* Begin Data for this exercise *

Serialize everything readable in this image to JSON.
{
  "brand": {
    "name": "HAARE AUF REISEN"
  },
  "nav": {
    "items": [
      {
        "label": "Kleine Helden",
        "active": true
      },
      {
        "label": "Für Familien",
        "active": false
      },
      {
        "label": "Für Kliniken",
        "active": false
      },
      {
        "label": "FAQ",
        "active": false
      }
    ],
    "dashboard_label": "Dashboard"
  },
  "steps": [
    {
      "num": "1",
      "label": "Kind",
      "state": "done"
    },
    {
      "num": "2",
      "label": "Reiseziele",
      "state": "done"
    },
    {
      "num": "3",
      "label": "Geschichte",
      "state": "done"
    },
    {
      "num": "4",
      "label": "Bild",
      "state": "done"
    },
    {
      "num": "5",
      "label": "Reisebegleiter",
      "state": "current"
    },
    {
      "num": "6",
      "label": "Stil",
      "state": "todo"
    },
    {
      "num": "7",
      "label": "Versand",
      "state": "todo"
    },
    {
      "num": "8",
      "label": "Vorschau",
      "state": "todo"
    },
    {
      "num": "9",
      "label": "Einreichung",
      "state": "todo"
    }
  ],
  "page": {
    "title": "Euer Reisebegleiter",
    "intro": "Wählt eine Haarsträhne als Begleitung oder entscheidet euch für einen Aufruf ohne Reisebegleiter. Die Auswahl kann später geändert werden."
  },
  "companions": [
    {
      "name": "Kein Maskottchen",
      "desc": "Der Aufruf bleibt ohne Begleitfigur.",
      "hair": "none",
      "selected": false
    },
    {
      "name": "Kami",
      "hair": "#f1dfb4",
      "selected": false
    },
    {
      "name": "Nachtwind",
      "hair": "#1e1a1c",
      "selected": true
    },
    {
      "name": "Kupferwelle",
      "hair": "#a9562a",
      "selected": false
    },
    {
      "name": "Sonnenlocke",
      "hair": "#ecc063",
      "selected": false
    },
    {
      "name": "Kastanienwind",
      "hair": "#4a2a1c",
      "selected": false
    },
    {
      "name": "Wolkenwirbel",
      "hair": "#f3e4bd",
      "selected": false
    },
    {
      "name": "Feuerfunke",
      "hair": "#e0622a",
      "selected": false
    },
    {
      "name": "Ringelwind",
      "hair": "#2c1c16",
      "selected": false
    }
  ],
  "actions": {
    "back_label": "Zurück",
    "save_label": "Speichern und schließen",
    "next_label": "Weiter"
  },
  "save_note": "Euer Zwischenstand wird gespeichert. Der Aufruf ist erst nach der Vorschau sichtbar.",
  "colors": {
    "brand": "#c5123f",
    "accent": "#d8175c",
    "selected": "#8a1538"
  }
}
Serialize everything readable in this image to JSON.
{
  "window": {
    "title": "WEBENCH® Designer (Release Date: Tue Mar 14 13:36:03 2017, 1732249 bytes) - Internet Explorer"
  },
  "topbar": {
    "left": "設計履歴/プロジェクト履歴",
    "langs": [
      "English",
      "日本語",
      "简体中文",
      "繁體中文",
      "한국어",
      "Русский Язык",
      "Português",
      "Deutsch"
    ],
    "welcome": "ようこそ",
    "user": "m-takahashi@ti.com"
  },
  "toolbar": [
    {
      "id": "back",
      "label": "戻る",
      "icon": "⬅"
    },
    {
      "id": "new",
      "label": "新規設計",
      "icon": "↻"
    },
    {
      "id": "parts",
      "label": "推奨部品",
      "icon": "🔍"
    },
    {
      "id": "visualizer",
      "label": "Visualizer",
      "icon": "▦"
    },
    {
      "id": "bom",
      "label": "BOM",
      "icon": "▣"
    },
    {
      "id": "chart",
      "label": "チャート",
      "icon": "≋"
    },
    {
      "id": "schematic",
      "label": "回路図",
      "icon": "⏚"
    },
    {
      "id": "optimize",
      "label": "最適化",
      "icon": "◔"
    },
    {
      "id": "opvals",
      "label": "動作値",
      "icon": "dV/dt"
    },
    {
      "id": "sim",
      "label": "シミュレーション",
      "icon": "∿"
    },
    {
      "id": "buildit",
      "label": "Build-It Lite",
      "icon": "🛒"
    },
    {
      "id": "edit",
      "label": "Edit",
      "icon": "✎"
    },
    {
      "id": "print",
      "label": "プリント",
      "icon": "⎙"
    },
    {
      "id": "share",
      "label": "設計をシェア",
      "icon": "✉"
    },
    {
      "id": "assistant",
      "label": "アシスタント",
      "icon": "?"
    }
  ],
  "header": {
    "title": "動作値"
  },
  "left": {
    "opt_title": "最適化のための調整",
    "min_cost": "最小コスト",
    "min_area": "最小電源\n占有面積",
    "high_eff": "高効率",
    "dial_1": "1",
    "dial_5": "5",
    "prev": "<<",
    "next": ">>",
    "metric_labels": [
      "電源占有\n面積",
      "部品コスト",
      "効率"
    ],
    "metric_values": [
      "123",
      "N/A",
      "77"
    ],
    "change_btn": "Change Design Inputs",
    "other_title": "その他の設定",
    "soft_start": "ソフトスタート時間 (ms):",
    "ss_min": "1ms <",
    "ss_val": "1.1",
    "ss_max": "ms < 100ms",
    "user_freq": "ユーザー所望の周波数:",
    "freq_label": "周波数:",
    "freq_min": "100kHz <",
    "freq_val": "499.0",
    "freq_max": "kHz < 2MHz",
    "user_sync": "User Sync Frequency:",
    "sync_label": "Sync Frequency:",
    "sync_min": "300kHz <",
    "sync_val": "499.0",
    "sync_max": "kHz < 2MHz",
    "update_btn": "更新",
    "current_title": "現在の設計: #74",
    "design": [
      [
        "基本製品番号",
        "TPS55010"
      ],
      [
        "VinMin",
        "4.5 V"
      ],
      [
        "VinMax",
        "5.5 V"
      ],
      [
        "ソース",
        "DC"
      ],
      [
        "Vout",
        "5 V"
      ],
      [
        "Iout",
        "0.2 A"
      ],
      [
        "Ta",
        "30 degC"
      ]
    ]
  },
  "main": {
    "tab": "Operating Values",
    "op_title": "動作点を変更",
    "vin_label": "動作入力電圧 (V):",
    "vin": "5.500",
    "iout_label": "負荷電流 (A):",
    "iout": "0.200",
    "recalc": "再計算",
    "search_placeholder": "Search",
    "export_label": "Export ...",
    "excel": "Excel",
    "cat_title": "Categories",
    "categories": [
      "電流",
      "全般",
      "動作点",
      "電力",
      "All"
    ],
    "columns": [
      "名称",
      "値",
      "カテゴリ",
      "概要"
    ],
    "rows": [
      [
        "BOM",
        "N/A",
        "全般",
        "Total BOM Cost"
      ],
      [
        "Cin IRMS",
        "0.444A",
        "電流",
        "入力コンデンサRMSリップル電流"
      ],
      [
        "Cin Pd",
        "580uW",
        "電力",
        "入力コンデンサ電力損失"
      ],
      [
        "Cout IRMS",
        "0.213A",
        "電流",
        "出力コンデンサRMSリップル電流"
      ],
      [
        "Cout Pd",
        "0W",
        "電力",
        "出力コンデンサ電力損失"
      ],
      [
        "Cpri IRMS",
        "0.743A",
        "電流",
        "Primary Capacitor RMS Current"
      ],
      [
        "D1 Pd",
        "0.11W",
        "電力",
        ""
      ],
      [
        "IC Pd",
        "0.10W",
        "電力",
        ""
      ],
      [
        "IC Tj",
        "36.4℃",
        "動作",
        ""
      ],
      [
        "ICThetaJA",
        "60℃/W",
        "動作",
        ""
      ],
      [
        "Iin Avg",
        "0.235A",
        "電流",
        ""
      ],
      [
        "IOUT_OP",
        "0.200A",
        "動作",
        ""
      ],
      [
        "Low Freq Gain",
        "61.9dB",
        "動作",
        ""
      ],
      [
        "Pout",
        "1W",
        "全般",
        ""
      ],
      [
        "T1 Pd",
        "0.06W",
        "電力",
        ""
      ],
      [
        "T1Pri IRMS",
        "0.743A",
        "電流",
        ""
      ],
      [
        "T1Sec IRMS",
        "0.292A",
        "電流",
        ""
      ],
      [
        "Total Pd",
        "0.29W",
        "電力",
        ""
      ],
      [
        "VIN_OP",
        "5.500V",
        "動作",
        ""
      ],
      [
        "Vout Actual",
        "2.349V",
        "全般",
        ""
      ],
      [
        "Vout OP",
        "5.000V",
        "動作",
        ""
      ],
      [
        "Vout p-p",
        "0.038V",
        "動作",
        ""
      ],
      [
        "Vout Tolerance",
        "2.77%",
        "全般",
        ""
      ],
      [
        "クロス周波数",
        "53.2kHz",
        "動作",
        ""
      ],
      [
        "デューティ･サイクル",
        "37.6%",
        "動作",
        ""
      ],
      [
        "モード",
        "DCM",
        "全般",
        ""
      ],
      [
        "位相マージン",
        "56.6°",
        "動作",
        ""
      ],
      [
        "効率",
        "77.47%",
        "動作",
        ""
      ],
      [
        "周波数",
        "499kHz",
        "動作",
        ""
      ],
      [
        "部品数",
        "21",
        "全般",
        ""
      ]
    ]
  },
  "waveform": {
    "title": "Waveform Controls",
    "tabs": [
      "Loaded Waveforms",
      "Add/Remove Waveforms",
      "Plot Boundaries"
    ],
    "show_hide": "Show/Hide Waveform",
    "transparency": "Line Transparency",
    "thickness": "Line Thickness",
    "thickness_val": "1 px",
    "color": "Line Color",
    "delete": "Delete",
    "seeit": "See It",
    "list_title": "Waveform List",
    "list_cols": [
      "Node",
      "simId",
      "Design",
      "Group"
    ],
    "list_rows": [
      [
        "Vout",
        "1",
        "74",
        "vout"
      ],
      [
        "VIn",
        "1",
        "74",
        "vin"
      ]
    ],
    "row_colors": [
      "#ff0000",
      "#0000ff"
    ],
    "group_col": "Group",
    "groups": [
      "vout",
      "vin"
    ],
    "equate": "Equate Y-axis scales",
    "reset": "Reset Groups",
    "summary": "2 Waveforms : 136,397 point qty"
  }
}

* End Data for this exercise *

* _What the task asks_: Pull out all lines containing "Waveforms".

* _Output_:
      "Loaded Waveforms",
      "Add/Remove Waveforms",
    "summary": "2 Waveforms : 136,397 point qty"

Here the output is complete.